§ Written instruction: Find the lines below that contain the string "JSON". Copy each one.

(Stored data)
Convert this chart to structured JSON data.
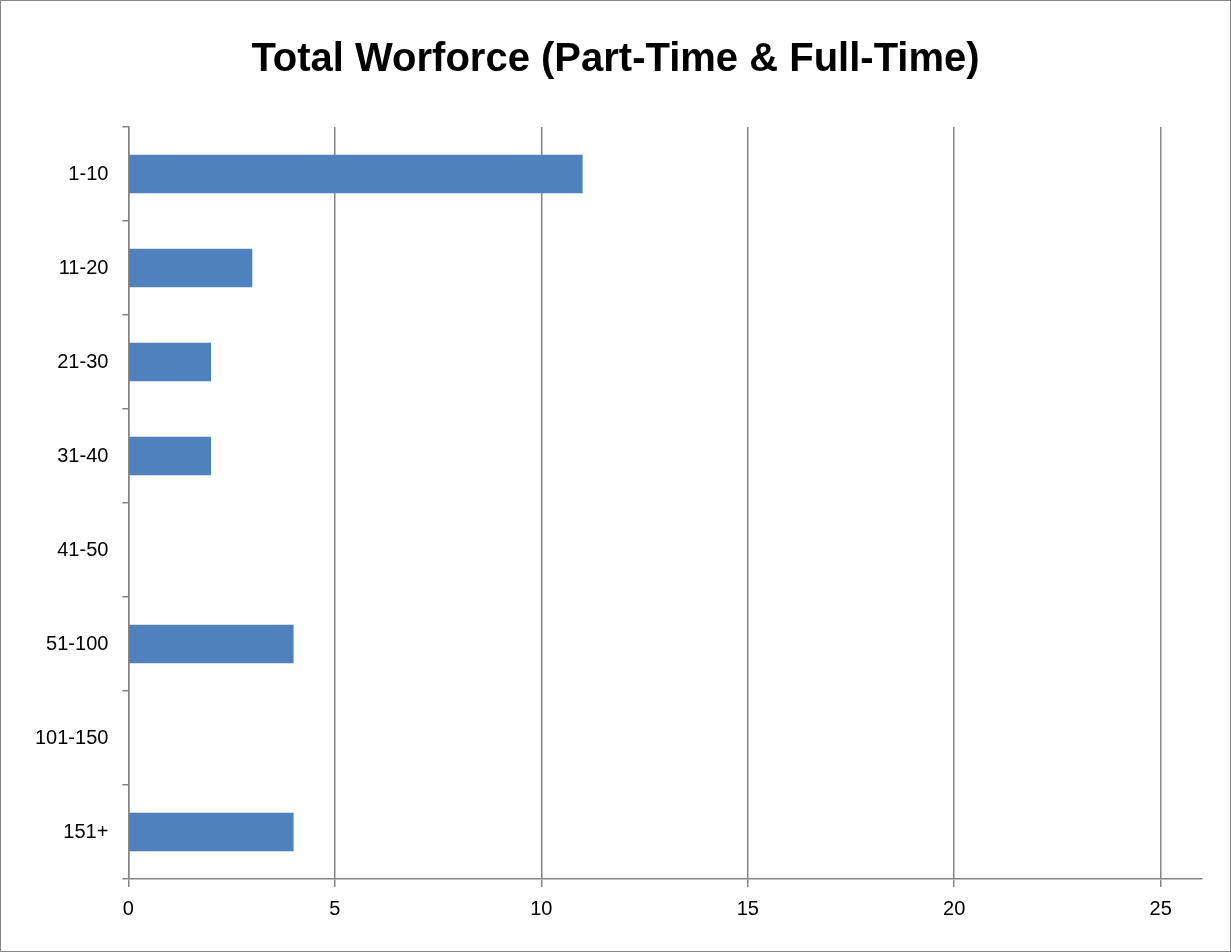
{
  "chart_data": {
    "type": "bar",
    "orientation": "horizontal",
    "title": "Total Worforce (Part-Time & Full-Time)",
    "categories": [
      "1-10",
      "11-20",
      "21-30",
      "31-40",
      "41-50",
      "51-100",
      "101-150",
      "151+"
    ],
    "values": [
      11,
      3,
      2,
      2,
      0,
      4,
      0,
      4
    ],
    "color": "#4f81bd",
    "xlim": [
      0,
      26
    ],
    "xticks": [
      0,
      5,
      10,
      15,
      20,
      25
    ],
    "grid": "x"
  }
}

* * *

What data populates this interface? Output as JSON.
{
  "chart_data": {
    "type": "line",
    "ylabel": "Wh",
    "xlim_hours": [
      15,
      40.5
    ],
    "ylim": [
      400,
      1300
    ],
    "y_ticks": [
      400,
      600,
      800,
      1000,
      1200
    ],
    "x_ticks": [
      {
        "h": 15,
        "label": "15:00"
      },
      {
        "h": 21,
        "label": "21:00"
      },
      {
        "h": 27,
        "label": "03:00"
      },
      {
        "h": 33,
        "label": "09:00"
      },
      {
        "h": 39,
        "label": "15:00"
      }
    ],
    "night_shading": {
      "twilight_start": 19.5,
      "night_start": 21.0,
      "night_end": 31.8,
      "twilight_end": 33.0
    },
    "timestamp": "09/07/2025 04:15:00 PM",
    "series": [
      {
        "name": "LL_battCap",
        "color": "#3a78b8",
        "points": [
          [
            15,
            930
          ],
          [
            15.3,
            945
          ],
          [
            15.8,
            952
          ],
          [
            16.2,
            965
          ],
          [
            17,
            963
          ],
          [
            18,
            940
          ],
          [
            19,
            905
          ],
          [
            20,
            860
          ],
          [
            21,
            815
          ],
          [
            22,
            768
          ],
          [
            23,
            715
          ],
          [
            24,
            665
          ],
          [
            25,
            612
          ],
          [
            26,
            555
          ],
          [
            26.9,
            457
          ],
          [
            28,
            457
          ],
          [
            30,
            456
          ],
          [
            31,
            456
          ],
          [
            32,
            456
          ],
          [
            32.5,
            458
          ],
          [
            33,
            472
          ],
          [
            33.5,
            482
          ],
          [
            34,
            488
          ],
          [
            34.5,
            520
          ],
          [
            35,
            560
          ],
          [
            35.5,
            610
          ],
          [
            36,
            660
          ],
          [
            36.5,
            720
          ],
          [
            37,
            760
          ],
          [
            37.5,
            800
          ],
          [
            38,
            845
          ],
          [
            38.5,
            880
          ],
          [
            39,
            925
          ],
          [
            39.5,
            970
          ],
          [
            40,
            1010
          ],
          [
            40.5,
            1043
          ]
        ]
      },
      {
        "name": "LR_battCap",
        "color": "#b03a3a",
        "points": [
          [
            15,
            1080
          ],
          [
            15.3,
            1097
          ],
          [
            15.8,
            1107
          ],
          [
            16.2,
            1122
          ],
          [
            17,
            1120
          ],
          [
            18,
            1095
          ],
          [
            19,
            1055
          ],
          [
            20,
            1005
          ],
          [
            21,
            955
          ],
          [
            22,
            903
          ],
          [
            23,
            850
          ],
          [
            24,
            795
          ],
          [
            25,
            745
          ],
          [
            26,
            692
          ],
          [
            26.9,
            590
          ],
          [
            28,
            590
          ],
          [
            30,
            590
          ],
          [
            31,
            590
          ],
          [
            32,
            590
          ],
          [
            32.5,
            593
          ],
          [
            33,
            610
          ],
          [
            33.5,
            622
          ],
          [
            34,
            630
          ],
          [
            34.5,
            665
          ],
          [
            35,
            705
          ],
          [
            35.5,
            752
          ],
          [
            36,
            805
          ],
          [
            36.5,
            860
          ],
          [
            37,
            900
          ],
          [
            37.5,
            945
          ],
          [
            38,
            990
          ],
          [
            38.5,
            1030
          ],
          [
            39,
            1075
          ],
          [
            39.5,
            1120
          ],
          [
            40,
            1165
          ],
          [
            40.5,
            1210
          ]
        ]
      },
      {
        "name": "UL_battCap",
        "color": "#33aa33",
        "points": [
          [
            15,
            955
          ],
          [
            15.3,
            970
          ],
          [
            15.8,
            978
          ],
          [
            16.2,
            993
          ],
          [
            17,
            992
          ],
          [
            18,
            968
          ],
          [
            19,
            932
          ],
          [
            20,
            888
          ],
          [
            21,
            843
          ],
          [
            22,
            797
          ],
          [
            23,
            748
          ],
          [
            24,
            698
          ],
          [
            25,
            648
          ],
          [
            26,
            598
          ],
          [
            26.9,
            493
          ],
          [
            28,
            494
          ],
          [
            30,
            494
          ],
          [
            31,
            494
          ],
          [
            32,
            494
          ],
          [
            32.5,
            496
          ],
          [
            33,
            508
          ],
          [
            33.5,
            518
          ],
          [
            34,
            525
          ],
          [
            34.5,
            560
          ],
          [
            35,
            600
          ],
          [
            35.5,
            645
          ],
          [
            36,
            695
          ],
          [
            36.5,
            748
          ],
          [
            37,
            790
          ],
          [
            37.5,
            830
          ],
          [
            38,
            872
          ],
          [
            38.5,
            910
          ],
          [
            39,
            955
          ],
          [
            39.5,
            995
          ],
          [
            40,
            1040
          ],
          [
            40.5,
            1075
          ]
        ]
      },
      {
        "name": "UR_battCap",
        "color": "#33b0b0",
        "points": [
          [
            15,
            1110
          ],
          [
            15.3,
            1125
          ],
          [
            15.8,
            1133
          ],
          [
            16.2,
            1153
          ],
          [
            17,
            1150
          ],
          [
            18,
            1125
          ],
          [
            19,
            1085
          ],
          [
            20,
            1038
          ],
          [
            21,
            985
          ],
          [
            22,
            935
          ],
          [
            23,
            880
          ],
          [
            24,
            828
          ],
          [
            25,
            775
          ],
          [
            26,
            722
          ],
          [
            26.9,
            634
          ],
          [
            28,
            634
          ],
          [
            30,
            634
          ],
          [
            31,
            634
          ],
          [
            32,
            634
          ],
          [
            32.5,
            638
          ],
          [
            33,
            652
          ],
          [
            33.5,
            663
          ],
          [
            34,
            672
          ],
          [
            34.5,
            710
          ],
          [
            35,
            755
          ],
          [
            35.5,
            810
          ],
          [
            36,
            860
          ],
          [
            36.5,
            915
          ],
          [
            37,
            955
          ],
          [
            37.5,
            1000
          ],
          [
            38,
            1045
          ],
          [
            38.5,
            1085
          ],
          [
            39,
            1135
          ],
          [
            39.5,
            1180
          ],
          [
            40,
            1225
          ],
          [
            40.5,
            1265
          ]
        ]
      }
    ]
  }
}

§ Answer for the task:
Convert this chart to structured JSON data.
What data populates this interface? Output as JSON.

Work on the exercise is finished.